> SUPPLIED DATA
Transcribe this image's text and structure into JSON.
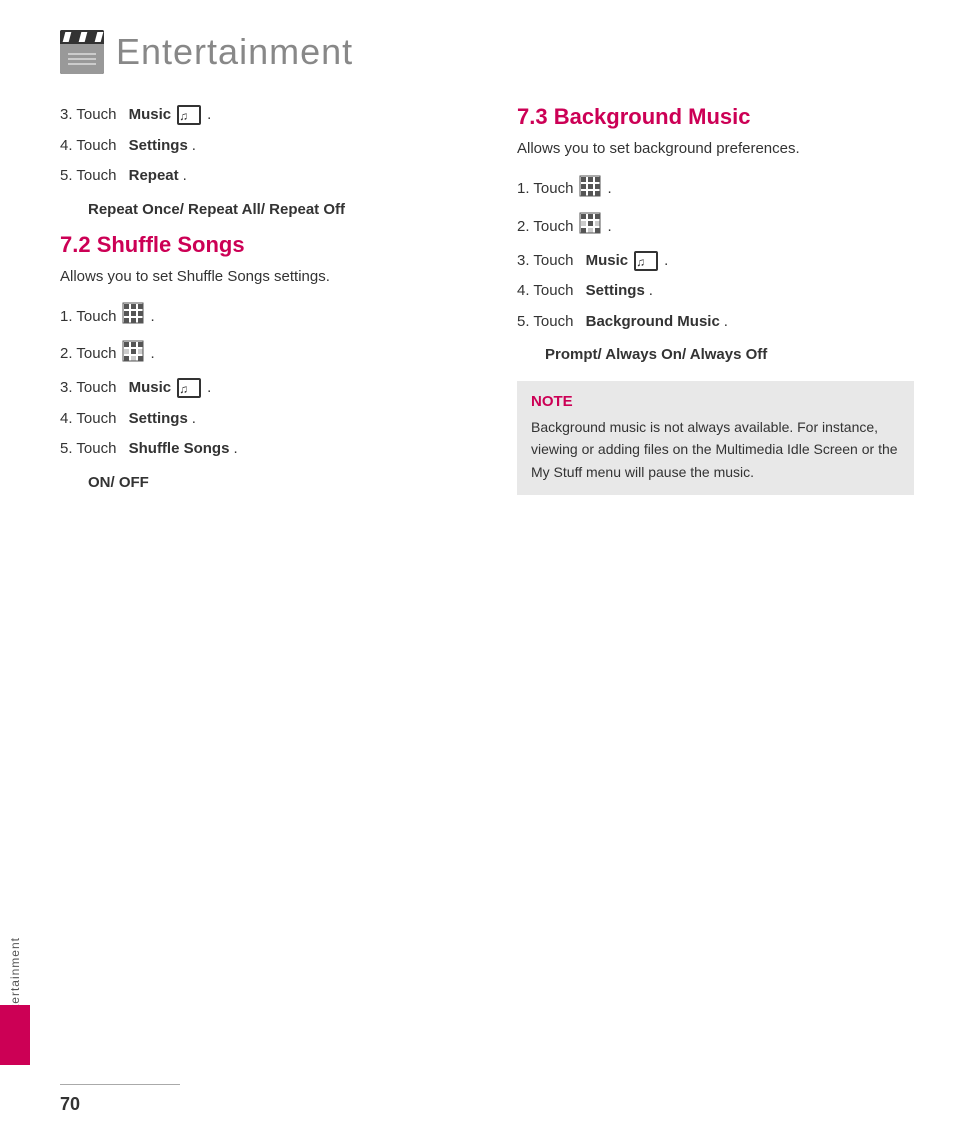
{
  "header": {
    "title": "Entertainment",
    "icon_alt": "entertainment-icon"
  },
  "sidebar": {
    "label": "Entertainment"
  },
  "page_number": "70",
  "left_col": {
    "steps_intro": [
      {
        "num": "3.",
        "text": "Touch ",
        "bold": "Music",
        "has_music_icon": true,
        "suffix": "."
      },
      {
        "num": "4.",
        "text": "Touch ",
        "bold": "Settings",
        "suffix": "."
      },
      {
        "num": "5.",
        "text": "Touch ",
        "bold": "Repeat",
        "suffix": "."
      }
    ],
    "repeat_note": "Repeat Once/ Repeat All/ Repeat Off",
    "section_heading": "7.2  Shuffle Songs",
    "section_desc": "Allows you to set Shuffle Songs settings.",
    "shuffle_steps": [
      {
        "num": "1.",
        "text": "Touch",
        "icon_type": "grid1",
        "suffix": "."
      },
      {
        "num": "2.",
        "text": "Touch",
        "icon_type": "grid2",
        "suffix": "."
      },
      {
        "num": "3.",
        "text": "Touch ",
        "bold": "Music",
        "has_music_icon": true,
        "suffix": "."
      },
      {
        "num": "4.",
        "text": "Touch ",
        "bold": "Settings",
        "suffix": "."
      },
      {
        "num": "5.",
        "text": "Touch ",
        "bold": "Shuffle Songs",
        "suffix": "."
      }
    ],
    "on_off_note": "ON/ OFF"
  },
  "right_col": {
    "section_heading": "7.3  Background Music",
    "section_desc": "Allows you to set background preferences.",
    "bg_steps": [
      {
        "num": "1.",
        "text": "Touch",
        "icon_type": "grid1",
        "suffix": "."
      },
      {
        "num": "2.",
        "text": "Touch",
        "icon_type": "grid2",
        "suffix": "."
      },
      {
        "num": "3.",
        "text": "Touch ",
        "bold": "Music",
        "has_music_icon": true,
        "suffix": "."
      },
      {
        "num": "4.",
        "text": "Touch ",
        "bold": "Settings",
        "suffix": "."
      },
      {
        "num": "5.",
        "text": "Touch ",
        "bold": "Background Music",
        "suffix": "."
      }
    ],
    "prompt_note": "Prompt/ Always On/ Always Off",
    "note_label": "NOTE",
    "note_text": "Background music is not always available. For instance, viewing or adding files on the Multimedia Idle Screen or the My Stuff menu will pause the music."
  }
}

> STATED GOAL
Leave out the pictures and print each record exactly as it stands.

> EXERCISE OUTPUT
Transcribe this image's text and structure into JSON.
{
  "header": {
    "title": "Entertainment",
    "icon_alt": "entertainment-icon"
  },
  "sidebar": {
    "label": "Entertainment"
  },
  "page_number": "70",
  "left_col": {
    "steps_intro": [
      {
        "num": "3.",
        "text": "Touch ",
        "bold": "Music",
        "has_music_icon": true,
        "suffix": "."
      },
      {
        "num": "4.",
        "text": "Touch ",
        "bold": "Settings",
        "suffix": "."
      },
      {
        "num": "5.",
        "text": "Touch ",
        "bold": "Repeat",
        "suffix": "."
      }
    ],
    "repeat_note": "Repeat Once/ Repeat All/ Repeat Off",
    "section_heading": "7.2  Shuffle Songs",
    "section_desc": "Allows you to set Shuffle Songs settings.",
    "shuffle_steps": [
      {
        "num": "1.",
        "text": "Touch",
        "icon_type": "grid1",
        "suffix": "."
      },
      {
        "num": "2.",
        "text": "Touch",
        "icon_type": "grid2",
        "suffix": "."
      },
      {
        "num": "3.",
        "text": "Touch ",
        "bold": "Music",
        "has_music_icon": true,
        "suffix": "."
      },
      {
        "num": "4.",
        "text": "Touch ",
        "bold": "Settings",
        "suffix": "."
      },
      {
        "num": "5.",
        "text": "Touch ",
        "bold": "Shuffle Songs",
        "suffix": "."
      }
    ],
    "on_off_note": "ON/ OFF"
  },
  "right_col": {
    "section_heading": "7.3  Background Music",
    "section_desc": "Allows you to set background preferences.",
    "bg_steps": [
      {
        "num": "1.",
        "text": "Touch",
        "icon_type": "grid1",
        "suffix": "."
      },
      {
        "num": "2.",
        "text": "Touch",
        "icon_type": "grid2",
        "suffix": "."
      },
      {
        "num": "3.",
        "text": "Touch ",
        "bold": "Music",
        "has_music_icon": true,
        "suffix": "."
      },
      {
        "num": "4.",
        "text": "Touch ",
        "bold": "Settings",
        "suffix": "."
      },
      {
        "num": "5.",
        "text": "Touch ",
        "bold": "Background Music",
        "suffix": "."
      }
    ],
    "prompt_note": "Prompt/ Always On/ Always Off",
    "note_label": "NOTE",
    "note_text": "Background music is not always available. For instance, viewing or adding files on the Multimedia Idle Screen or the My Stuff menu will pause the music."
  }
}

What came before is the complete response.